* WHAT NEEDS TO BE DONE:
Reproduce the data exactly.

========================================================================

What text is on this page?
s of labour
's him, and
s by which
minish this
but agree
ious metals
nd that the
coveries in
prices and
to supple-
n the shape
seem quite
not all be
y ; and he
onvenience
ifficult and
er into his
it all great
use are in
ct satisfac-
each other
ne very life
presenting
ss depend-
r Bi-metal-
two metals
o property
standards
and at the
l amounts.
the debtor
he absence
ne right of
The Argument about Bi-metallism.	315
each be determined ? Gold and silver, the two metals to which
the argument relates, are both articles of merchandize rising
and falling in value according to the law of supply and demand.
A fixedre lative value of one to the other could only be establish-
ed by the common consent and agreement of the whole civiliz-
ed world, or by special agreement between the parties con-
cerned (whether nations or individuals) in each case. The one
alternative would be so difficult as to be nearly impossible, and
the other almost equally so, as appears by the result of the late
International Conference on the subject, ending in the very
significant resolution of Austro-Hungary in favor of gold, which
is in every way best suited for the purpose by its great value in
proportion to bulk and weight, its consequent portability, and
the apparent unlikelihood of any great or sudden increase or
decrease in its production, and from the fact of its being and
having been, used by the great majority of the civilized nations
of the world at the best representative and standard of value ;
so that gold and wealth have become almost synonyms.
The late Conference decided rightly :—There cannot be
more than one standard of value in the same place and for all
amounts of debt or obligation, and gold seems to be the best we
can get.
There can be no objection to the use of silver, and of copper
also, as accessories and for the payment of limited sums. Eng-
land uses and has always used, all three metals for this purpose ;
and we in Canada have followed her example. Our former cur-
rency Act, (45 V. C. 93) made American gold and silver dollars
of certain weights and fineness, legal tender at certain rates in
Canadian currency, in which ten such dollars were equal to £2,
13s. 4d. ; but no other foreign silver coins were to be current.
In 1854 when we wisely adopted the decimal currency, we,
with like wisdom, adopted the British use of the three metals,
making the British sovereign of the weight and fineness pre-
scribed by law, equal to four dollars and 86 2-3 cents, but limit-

========================================================================

* COMPLETED EXERCISE:
What text is on this page?
s of labour
's him, and
s by which
minish this
but agree
ious metals
nd that the
coveries in
prices and
to supple-
n the shape
seem quite
not all be
y ; and he
onvenience
ifficult and
er into his
it all great
use are in
ct satisfac-
each other
ne very life
presenting
ss depend-
r Bi-metal-
two metals
o property
standards
and at the
l amounts.
the debtor
he absence
ne right of
The Argument about Bi-metallism.	315
each be determined ? Gold and silver, the two metals to which
the argument relates, are both articles of merchandize rising
and falling in value according to the law of supply and demand.
A fixedre lative value of one to the other could only be establish-
ed by the common consent and agreement of the whole civiliz-
ed world, or by special agreement between the parties con-
cerned (whether nations or individuals) in each case. The one
alternative would be so difficult as to be nearly impossible, and
the other almost equally so, as appears by the result of the late
International Conference on the subject, ending in the very
significant resolution of Austro-Hungary in favor of gold, which
is in every way best suited for the purpose by its great value in
proportion to bulk and weight, its consequent portability, and
the apparent unlikelihood of any great or sudden increase or
decrease in its production, and from the fact of its being and
having been, used by the great majority of the civilized nations
of the world at the best representative and standard of value ;
so that gold and wealth have become almost synonyms.
The late Conference decided rightly :—There cannot be
more than one standard of value in the same place and for all
amounts of debt or obligation, and gold seems to be the best we
can get.
There can be no objection to the use of silver, and of copper
also, as accessories and for the payment of limited sums. Eng-
land uses and has always used, all three metals for this purpose ;
and we in Canada have followed her example. Our former cur-
rency Act, (45 V. C. 93) made American gold and silver dollars
of certain weights and fineness, legal tender at certain rates in
Canadian currency, in which ten such dollars were equal to £2,
13s. 4d. ; but no other foreign silver coins were to be current.
In 1854 when we wisely adopted the decimal currency, we,
with like wisdom, adopted the British use of the three metals,
making the British sovereign of the weight and fineness pre-
scribed by law, equal to four dollars and 86 2-3 cents, but limit-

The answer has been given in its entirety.